**Given problem:** Send back the entries below exactly as they appear.

## start Data records

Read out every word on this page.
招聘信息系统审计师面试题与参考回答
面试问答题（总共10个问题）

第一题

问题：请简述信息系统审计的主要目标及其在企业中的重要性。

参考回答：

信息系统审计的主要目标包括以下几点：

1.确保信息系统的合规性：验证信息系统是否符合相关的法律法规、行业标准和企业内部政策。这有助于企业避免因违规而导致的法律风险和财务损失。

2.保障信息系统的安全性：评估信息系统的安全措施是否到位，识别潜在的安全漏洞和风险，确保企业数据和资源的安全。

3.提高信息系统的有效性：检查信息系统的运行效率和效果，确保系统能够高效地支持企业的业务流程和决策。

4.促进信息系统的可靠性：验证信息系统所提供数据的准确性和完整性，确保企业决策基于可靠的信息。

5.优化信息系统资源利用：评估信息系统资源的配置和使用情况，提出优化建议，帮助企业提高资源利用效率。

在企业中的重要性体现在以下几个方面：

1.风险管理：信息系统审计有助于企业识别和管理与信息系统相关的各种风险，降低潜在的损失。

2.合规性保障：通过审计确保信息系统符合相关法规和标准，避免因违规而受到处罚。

## end Data records

**Complete response:**
Read out every word on this page.
招聘信息系统审计师面试题与参考回答
面试问答题（总共10个问题）

第一题

问题：请简述信息系统审计的主要目标及其在企业中的重要性。

参考回答：

信息系统审计的主要目标包括以下几点：

1.确保信息系统的合规性：验证信息系统是否符合相关的法律法规、行业标准和企业内部政策。这有助于企业避免因违规而导致的法律风险和财务损失。

2.保障信息系统的安全性：评估信息系统的安全措施是否到位，识别潜在的安全漏洞和风险，确保企业数据和资源的安全。

3.提高信息系统的有效性：检查信息系统的运行效率和效果，确保系统能够高效地支持企业的业务流程和决策。

4.促进信息系统的可靠性：验证信息系统所提供数据的准确性和完整性，确保企业决策基于可靠的信息。

5.优化信息系统资源利用：评估信息系统资源的配置和使用情况，提出优化建议，帮助企业提高资源利用效率。

在企业中的重要性体现在以下几个方面：

1.风险管理：信息系统审计有助于企业识别和管理与信息系统相关的各种风险，降低潜在的损失。

2.合规性保障：通过审计确保信息系统符合相关法规和标准，避免因违规而受到处罚。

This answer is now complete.